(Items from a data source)
+-------+

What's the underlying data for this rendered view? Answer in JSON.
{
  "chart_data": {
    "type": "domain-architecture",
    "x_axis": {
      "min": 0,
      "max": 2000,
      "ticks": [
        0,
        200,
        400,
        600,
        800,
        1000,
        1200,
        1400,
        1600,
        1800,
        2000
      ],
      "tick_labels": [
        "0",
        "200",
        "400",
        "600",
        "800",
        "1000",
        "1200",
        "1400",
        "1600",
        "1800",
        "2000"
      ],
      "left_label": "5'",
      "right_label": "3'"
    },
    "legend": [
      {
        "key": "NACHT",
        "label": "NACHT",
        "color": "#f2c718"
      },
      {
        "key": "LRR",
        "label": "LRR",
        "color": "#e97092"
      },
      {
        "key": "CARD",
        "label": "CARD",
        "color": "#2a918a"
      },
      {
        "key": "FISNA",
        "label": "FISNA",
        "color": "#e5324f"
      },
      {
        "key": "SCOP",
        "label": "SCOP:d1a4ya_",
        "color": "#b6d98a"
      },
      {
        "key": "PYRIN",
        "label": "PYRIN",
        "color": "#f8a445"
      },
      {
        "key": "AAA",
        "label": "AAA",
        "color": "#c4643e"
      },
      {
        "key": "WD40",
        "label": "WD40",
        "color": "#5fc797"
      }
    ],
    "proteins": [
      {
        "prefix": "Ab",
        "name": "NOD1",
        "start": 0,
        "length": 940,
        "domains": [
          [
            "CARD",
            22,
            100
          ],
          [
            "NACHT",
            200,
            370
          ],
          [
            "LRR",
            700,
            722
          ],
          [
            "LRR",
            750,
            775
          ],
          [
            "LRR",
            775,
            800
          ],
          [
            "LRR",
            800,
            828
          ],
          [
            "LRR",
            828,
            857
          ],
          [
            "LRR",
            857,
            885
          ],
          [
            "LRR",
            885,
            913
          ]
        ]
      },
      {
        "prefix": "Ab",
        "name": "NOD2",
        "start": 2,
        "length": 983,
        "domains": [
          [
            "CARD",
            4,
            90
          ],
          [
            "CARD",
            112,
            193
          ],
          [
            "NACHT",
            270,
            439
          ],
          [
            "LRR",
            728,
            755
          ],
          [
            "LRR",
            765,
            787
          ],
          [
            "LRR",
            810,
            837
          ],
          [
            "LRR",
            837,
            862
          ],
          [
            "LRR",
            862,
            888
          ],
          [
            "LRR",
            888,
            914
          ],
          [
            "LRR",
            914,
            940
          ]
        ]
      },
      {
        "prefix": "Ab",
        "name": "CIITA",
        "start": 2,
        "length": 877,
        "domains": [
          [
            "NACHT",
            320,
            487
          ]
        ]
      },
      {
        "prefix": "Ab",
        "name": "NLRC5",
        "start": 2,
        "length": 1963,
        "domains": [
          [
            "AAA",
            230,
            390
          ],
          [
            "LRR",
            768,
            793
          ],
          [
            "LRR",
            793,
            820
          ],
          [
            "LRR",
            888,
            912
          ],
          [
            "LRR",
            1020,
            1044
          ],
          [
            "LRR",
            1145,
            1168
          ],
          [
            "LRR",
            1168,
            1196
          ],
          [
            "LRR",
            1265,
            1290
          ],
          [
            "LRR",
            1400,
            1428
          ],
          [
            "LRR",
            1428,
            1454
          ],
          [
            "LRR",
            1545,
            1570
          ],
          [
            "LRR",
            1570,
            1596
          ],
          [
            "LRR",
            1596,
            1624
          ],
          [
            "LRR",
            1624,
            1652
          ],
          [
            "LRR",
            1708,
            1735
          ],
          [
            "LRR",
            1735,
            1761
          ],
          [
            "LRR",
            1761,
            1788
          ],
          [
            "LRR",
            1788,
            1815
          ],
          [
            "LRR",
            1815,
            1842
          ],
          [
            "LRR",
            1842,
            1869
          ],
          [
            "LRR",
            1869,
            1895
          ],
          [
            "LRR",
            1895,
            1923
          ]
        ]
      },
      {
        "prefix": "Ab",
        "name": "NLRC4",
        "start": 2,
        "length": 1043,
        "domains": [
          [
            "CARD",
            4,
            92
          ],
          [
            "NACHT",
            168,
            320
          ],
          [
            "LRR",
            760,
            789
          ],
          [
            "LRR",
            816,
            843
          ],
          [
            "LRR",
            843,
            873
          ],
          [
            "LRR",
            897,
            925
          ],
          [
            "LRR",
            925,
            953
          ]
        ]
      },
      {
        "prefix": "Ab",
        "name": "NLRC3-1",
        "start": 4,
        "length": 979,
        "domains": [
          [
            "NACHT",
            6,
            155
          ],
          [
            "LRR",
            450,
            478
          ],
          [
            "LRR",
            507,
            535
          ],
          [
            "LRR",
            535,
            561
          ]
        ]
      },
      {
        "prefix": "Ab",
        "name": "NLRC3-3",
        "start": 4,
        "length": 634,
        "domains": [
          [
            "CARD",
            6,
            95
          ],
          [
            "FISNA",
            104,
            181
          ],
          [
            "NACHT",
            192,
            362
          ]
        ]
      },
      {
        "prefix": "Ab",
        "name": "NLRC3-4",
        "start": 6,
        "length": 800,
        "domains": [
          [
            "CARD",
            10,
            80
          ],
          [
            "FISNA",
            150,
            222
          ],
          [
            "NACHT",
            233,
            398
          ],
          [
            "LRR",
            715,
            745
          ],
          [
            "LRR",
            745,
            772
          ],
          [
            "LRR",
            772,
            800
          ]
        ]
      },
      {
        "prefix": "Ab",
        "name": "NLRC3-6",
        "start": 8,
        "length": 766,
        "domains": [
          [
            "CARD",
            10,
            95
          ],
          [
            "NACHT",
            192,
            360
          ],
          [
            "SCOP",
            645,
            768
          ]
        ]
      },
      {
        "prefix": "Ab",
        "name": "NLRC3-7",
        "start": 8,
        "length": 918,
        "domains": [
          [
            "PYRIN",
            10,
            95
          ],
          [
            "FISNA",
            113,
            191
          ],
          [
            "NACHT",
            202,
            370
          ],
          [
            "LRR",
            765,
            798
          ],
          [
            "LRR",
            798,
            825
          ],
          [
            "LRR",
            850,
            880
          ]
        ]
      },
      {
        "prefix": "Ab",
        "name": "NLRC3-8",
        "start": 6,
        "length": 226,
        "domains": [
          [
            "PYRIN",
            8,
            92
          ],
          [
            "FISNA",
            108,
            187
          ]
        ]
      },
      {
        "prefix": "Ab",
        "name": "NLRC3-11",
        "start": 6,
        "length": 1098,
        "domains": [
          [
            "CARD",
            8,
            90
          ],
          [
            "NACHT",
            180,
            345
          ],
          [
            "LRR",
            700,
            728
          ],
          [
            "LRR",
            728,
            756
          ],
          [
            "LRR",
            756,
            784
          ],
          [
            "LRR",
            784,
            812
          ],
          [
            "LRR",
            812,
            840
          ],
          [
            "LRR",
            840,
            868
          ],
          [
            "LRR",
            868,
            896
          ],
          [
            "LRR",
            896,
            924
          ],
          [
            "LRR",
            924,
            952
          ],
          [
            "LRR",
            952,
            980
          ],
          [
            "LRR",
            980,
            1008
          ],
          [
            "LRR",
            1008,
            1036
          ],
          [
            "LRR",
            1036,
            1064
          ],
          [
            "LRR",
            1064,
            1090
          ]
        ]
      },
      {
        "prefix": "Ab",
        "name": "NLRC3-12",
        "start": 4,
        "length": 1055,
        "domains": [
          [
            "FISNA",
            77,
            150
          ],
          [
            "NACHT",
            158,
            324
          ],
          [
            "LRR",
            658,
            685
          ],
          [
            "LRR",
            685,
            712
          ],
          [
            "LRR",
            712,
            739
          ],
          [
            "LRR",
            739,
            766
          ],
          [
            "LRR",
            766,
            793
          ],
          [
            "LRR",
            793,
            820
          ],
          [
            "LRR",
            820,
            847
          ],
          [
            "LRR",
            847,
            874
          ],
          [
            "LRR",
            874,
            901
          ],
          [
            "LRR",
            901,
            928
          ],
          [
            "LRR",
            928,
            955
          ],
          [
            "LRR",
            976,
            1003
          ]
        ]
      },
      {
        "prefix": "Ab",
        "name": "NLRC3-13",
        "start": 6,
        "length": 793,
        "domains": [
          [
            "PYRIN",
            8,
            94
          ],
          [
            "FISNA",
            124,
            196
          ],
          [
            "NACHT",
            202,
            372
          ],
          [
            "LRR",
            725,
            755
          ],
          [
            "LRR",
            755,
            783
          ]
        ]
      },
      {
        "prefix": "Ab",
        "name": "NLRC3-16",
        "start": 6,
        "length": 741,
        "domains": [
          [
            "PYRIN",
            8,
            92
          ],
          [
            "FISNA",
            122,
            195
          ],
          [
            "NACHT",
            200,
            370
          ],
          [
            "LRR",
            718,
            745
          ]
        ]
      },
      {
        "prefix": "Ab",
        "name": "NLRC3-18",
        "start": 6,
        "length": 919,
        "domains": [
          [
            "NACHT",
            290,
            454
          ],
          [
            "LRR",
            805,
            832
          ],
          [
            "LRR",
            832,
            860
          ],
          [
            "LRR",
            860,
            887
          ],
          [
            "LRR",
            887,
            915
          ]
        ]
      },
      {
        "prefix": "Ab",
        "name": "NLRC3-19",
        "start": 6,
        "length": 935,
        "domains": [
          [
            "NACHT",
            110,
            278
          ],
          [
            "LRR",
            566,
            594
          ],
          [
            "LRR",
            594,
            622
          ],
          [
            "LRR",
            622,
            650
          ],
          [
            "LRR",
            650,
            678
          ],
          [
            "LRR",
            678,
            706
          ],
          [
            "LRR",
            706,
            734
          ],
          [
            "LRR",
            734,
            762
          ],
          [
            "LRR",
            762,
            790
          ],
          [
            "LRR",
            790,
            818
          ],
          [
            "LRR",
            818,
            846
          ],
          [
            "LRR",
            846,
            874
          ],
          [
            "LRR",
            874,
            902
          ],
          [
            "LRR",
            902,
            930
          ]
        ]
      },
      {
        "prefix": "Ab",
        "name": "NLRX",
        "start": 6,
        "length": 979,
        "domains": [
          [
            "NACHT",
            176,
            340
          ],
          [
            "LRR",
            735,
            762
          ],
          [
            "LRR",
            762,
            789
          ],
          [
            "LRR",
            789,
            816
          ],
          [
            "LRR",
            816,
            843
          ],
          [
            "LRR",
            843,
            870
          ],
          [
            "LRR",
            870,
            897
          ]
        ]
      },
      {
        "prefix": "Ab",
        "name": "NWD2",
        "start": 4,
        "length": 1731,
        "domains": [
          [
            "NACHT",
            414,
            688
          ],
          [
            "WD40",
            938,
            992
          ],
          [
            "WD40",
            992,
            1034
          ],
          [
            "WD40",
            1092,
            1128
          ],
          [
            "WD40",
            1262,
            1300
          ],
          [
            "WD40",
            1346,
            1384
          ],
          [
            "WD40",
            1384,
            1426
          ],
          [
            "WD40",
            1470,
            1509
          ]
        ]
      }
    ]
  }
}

+-------+

What is needed: Locate the word "color" in the records and collect each line it appears in.

Final answer:
        "color": "#f2c718"
        "color": "#e97092"
        "color": "#2a918a"
        "color": "#e5324f"
        "color": "#b6d98a"
        "color": "#f8a445"
        "color": "#c4643e"
        "color": "#5fc797"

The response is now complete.